Return all lines that include the string "JSON".

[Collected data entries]
[Start]

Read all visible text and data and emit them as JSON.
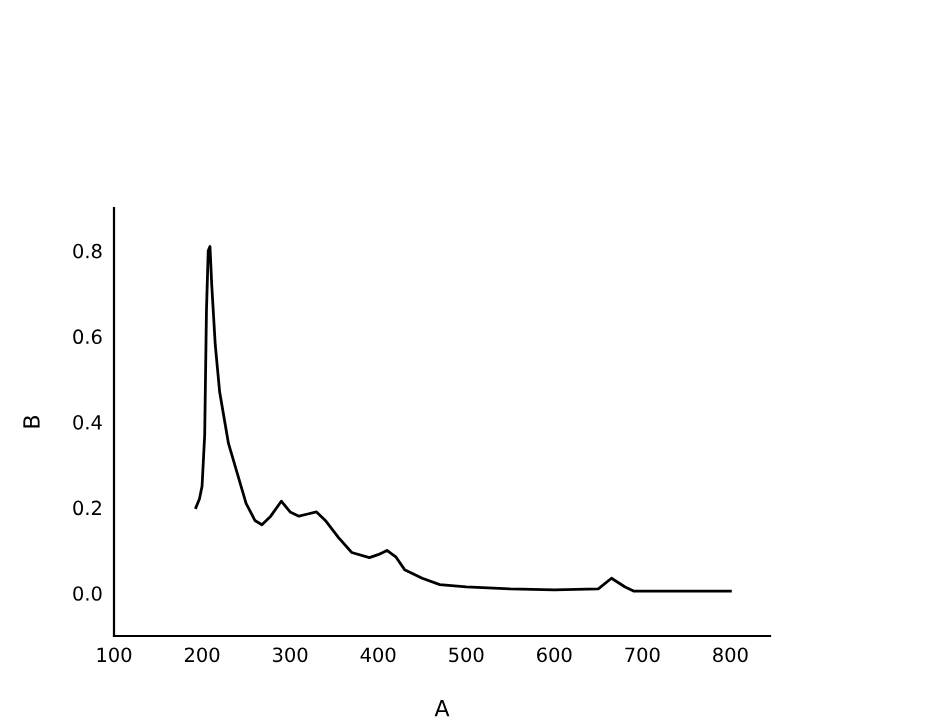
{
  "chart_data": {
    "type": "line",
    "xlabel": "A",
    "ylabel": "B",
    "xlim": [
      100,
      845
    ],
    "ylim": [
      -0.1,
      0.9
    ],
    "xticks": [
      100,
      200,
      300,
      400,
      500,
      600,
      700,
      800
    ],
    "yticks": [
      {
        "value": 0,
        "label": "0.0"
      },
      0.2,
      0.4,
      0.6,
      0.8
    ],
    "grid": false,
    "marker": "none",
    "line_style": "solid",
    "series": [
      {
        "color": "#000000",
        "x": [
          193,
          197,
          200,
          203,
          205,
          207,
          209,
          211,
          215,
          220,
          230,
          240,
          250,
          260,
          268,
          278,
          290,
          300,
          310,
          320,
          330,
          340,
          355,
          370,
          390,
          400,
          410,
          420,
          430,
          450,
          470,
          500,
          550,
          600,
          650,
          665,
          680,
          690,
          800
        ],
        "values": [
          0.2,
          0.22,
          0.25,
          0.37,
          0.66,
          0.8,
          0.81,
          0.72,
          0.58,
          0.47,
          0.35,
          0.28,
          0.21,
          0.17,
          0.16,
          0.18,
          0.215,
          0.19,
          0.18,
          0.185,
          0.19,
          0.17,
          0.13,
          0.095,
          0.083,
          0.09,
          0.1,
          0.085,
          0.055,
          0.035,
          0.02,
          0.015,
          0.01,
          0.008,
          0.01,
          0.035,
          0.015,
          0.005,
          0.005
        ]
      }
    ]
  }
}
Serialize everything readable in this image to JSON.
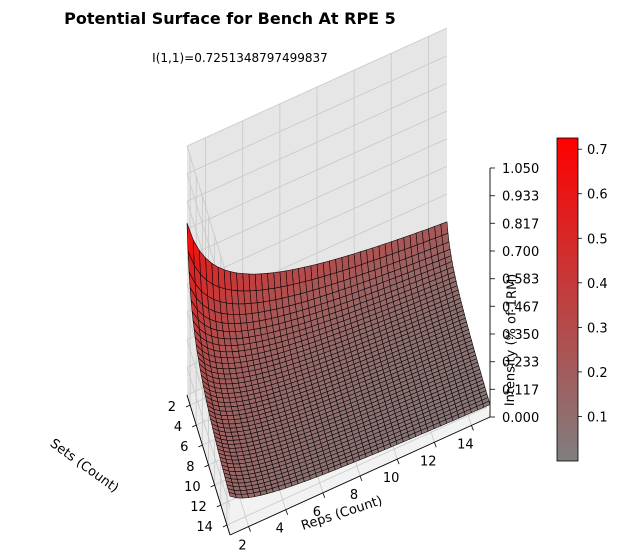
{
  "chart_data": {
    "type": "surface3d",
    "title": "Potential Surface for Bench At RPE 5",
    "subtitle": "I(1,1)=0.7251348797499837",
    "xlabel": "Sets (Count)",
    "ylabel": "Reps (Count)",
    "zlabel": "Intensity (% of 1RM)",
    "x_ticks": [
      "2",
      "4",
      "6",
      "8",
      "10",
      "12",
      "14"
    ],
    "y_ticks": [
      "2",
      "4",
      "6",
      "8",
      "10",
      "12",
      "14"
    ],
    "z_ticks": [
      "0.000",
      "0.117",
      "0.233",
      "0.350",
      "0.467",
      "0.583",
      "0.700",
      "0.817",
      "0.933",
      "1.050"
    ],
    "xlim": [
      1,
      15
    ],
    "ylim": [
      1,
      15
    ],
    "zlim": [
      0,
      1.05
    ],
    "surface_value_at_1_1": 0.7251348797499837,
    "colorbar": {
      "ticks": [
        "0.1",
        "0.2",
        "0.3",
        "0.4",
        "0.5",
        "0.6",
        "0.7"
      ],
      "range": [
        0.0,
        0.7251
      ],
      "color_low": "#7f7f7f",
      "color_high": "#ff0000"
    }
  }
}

[End]

_Exercise output_:
Read all visible text and data and emit them as JSON.
Serialize everything readable in this image to JSON.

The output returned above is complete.